[Recorded data]

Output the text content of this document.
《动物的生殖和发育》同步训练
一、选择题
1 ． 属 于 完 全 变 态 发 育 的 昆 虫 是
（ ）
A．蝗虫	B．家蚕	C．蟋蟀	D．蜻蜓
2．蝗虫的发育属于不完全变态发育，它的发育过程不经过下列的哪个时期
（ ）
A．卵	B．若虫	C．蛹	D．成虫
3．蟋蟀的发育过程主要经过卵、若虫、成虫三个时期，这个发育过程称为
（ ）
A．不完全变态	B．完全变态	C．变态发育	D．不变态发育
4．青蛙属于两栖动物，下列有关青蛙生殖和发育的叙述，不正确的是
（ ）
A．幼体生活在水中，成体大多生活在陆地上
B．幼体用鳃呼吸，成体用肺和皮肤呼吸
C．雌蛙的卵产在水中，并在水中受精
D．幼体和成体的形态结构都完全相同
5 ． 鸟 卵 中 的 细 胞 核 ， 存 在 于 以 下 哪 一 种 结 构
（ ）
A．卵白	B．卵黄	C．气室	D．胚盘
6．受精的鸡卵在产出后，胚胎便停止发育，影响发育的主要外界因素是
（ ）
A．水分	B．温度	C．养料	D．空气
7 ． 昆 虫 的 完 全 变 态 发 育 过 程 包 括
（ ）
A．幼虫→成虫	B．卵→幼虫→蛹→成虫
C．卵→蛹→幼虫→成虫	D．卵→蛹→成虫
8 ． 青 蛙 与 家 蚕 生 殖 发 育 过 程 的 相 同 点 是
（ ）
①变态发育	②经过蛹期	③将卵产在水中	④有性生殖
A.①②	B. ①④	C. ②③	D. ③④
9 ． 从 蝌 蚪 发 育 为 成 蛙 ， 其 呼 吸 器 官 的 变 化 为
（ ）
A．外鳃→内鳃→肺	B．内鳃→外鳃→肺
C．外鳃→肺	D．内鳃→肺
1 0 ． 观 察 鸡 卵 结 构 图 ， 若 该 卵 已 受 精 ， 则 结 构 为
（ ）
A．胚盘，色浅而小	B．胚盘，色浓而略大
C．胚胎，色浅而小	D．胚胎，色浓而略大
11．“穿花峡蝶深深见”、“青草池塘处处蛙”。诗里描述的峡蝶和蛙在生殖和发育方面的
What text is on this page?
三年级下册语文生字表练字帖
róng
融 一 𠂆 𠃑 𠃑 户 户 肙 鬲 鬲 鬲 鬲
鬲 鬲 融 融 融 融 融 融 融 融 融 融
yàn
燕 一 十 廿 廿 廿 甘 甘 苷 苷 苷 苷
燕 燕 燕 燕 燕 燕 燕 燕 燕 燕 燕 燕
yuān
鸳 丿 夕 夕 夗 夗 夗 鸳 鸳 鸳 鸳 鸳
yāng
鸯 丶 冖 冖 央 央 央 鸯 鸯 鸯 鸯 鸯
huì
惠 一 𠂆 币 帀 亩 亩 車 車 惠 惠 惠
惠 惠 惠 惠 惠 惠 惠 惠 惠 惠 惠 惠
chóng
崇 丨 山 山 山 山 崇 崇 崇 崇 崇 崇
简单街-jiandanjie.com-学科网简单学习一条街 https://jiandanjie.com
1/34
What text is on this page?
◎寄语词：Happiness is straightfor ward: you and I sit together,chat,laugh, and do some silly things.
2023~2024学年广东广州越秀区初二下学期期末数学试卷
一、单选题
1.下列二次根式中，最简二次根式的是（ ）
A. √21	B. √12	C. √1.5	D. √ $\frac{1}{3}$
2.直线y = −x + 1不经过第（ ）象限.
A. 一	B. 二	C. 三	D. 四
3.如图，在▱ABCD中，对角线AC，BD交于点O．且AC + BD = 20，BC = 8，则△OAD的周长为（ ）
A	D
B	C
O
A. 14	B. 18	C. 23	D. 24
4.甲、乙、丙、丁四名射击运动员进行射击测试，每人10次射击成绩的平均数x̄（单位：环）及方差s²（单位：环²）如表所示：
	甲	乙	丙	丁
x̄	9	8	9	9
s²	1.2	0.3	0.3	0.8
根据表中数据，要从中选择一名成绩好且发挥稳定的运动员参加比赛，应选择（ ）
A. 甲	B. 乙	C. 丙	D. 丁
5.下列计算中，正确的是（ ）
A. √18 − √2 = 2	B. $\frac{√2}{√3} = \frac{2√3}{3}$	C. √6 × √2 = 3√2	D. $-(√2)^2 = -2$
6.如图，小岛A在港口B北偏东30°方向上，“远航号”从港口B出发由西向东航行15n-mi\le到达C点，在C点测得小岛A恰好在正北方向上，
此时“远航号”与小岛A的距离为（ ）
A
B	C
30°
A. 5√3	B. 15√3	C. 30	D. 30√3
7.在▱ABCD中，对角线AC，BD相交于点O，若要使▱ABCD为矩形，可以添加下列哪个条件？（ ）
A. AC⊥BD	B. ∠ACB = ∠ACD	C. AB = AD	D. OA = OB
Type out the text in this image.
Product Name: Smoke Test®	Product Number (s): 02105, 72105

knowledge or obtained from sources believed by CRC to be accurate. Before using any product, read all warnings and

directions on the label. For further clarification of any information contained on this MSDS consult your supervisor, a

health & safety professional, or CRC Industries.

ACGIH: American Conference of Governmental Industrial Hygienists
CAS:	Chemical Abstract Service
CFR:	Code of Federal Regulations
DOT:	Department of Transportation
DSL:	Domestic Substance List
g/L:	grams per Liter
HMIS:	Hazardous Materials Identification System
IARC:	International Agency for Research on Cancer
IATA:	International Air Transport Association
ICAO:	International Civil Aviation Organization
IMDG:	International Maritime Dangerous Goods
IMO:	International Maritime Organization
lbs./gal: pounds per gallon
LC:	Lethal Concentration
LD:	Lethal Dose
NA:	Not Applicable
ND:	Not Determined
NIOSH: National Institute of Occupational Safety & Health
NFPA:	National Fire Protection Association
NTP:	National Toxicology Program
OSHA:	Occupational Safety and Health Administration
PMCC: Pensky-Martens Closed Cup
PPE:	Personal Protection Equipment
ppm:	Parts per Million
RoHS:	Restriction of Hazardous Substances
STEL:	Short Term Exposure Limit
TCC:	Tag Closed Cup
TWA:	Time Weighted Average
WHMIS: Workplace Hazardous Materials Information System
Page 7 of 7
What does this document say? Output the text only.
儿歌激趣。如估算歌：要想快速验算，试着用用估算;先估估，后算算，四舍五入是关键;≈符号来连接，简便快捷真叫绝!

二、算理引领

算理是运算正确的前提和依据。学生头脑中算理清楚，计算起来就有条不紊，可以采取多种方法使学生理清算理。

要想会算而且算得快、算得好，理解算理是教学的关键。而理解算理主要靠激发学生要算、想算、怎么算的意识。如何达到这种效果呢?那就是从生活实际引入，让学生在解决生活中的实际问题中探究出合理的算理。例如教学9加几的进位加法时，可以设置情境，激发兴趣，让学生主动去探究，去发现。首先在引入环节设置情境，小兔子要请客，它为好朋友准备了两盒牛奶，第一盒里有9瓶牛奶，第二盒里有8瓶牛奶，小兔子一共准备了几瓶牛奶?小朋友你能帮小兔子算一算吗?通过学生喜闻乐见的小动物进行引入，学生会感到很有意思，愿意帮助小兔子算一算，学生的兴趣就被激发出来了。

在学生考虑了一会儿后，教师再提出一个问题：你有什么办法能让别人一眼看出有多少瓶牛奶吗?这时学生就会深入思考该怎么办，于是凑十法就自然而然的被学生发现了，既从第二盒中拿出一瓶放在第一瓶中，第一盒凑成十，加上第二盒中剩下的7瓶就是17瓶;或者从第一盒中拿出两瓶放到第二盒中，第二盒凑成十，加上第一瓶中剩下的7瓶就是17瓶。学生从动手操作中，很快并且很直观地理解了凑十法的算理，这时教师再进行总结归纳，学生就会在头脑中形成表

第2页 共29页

Task details → Return the listing above in full, character for character.

Expected answer →
Output the text content of this document.
《动物的生殖和发育》同步训练
一、选择题
1 ． 属 于 完 全 变 态 发 育 的 昆 虫 是
（ ）
A．蝗虫	B．家蚕	C．蟋蟀	D．蜻蜓
2．蝗虫的发育属于不完全变态发育，它的发育过程不经过下列的哪个时期
（ ）
A．卵	B．若虫	C．蛹	D．成虫
3．蟋蟀的发育过程主要经过卵、若虫、成虫三个时期，这个发育过程称为
（ ）
A．不完全变态	B．完全变态	C．变态发育	D．不变态发育
4．青蛙属于两栖动物，下列有关青蛙生殖和发育的叙述，不正确的是
（ ）
A．幼体生活在水中，成体大多生活在陆地上
B．幼体用鳃呼吸，成体用肺和皮肤呼吸
C．雌蛙的卵产在水中，并在水中受精
D．幼体和成体的形态结构都完全相同
5 ． 鸟 卵 中 的 细 胞 核 ， 存 在 于 以 下 哪 一 种 结 构
（ ）
A．卵白	B．卵黄	C．气室	D．胚盘
6．受精的鸡卵在产出后，胚胎便停止发育，影响发育的主要外界因素是
（ ）
A．水分	B．温度	C．养料	D．空气
7 ． 昆 虫 的 完 全 变 态 发 育 过 程 包 括
（ ）
A．幼虫→成虫	B．卵→幼虫→蛹→成虫
C．卵→蛹→幼虫→成虫	D．卵→蛹→成虫
8 ． 青 蛙 与 家 蚕 生 殖 发 育 过 程 的 相 同 点 是
（ ）
①变态发育	②经过蛹期	③将卵产在水中	④有性生殖
A.①②	B. ①④	C. ②③	D. ③④
9 ． 从 蝌 蚪 发 育 为 成 蛙 ， 其 呼 吸 器 官 的 变 化 为
（ ）
A．外鳃→内鳃→肺	B．内鳃→外鳃→肺
C．外鳃→肺	D．内鳃→肺
1 0 ． 观 察 鸡 卵 结 构 图 ， 若 该 卵 已 受 精 ， 则 结 构 为
（ ）
A．胚盘，色浅而小	B．胚盘，色浓而略大
C．胚胎，色浅而小	D．胚胎，色浓而略大
11．“穿花峡蝶深深见”、“青草池塘处处蛙”。诗里描述的峡蝶和蛙在生殖和发育方面的
What text is on this page?
三年级下册语文生字表练字帖
róng
融 一 𠂆 𠃑 𠃑 户 户 肙 鬲 鬲 鬲 鬲
鬲 鬲 融 融 融 融 融 融 融 融 融 融
yàn
燕 一 十 廿 廿 廿 甘 甘 苷 苷 苷 苷
燕 燕 燕 燕 燕 燕 燕 燕 燕 燕 燕 燕
yuān
鸳 丿 夕 夕 夗 夗 夗 鸳 鸳 鸳 鸳 鸳
yāng
鸯 丶 冖 冖 央 央 央 鸯 鸯 鸯 鸯 鸯
huì
惠 一 𠂆 币 帀 亩 亩 車 車 惠 惠 惠
惠 惠 惠 惠 惠 惠 惠 惠 惠 惠 惠 惠
chóng
崇 丨 山 山 山 山 崇 崇 崇 崇 崇 崇
简单街-jiandanjie.com-学科网简单学习一条街 https://jiandanjie.com
1/34
What text is on this page?
◎寄语词：Happiness is straightfor ward: you and I sit together,chat,laugh, and do some silly things.
2023~2024学年广东广州越秀区初二下学期期末数学试卷
一、单选题
1.下列二次根式中，最简二次根式的是（ ）
A. √21	B. √12	C. √1.5	D. √ $\frac{1}{3}$
2.直线y = −x + 1不经过第（ ）象限.
A. 一	B. 二	C. 三	D. 四
3.如图，在▱ABCD中，对角线AC，BD交于点O．且AC + BD = 20，BC = 8，则△OAD的周长为（ ）
A	D
B	C
O
A. 14	B. 18	C. 23	D. 24
4.甲、乙、丙、丁四名射击运动员进行射击测试，每人10次射击成绩的平均数x̄（单位：环）及方差s²（单位：环²）如表所示：
	甲	乙	丙	丁
x̄	9	8	9	9
s²	1.2	0.3	0.3	0.8
根据表中数据，要从中选择一名成绩好且发挥稳定的运动员参加比赛，应选择（ ）
A. 甲	B. 乙	C. 丙	D. 丁
5.下列计算中，正确的是（ ）
A. √18 − √2 = 2	B. $\frac{√2}{√3} = \frac{2√3}{3}$	C. √6 × √2 = 3√2	D. $-(√2)^2 = -2$
6.如图，小岛A在港口B北偏东30°方向上，“远航号”从港口B出发由西向东航行15n-mi\le到达C点，在C点测得小岛A恰好在正北方向上，
此时“远航号”与小岛A的距离为（ ）
A
B	C
30°
A. 5√3	B. 15√3	C. 30	D. 30√3
7.在▱ABCD中，对角线AC，BD相交于点O，若要使▱ABCD为矩形，可以添加下列哪个条件？（ ）
A. AC⊥BD	B. ∠ACB = ∠ACD	C. AB = AD	D. OA = OB
Type out the text in this image.
Product Name: Smoke Test®	Product Number (s): 02105, 72105

knowledge or obtained from sources believed by CRC to be accurate. Before using any product, read all warnings and

directions on the label. For further clarification of any information contained on this MSDS consult your supervisor, a

health & safety professional, or CRC Industries.

ACGIH: American Conference of Governmental Industrial Hygienists
CAS:	Chemical Abstract Service
CFR:	Code of Federal Regulations
DOT:	Department of Transportation
DSL:	Domestic Substance List
g/L:	grams per Liter
HMIS:	Hazardous Materials Identification System
IARC:	International Agency for Research on Cancer
IATA:	International Air Transport Association
ICAO:	International Civil Aviation Organization
IMDG:	International Maritime Dangerous Goods
IMO:	International Maritime Organization
lbs./gal: pounds per gallon
LC:	Lethal Concentration
LD:	Lethal Dose
NA:	Not Applicable
ND:	Not Determined
NIOSH: National Institute of Occupational Safety & Health
NFPA:	National Fire Protection Association
NTP:	National Toxicology Program
OSHA:	Occupational Safety and Health Administration
PMCC: Pensky-Martens Closed Cup
PPE:	Personal Protection Equipment
ppm:	Parts per Million
RoHS:	Restriction of Hazardous Substances
STEL:	Short Term Exposure Limit
TCC:	Tag Closed Cup
TWA:	Time Weighted Average
WHMIS: Workplace Hazardous Materials Information System
Page 7 of 7
What does this document say? Output the text only.
儿歌激趣。如估算歌：要想快速验算，试着用用估算;先估估，后算算，四舍五入是关键;≈符号来连接，简便快捷真叫绝!

二、算理引领

算理是运算正确的前提和依据。学生头脑中算理清楚，计算起来就有条不紊，可以采取多种方法使学生理清算理。

要想会算而且算得快、算得好，理解算理是教学的关键。而理解算理主要靠激发学生要算、想算、怎么算的意识。如何达到这种效果呢?那就是从生活实际引入，让学生在解决生活中的实际问题中探究出合理的算理。例如教学9加几的进位加法时，可以设置情境，激发兴趣，让学生主动去探究，去发现。首先在引入环节设置情境，小兔子要请客，它为好朋友准备了两盒牛奶，第一盒里有9瓶牛奶，第二盒里有8瓶牛奶，小兔子一共准备了几瓶牛奶?小朋友你能帮小兔子算一算吗?通过学生喜闻乐见的小动物进行引入，学生会感到很有意思，愿意帮助小兔子算一算，学生的兴趣就被激发出来了。

在学生考虑了一会儿后，教师再提出一个问题：你有什么办法能让别人一眼看出有多少瓶牛奶吗?这时学生就会深入思考该怎么办，于是凑十法就自然而然的被学生发现了，既从第二盒中拿出一瓶放在第一瓶中，第一盒凑成十，加上第二盒中剩下的7瓶就是17瓶;或者从第一盒中拿出两瓶放到第二盒中，第二盒凑成十，加上第一瓶中剩下的7瓶就是17瓶。学生从动手操作中，很快并且很直观地理解了凑十法的算理，这时教师再进行总结归纳，学生就会在头脑中形成表

第2页 共29页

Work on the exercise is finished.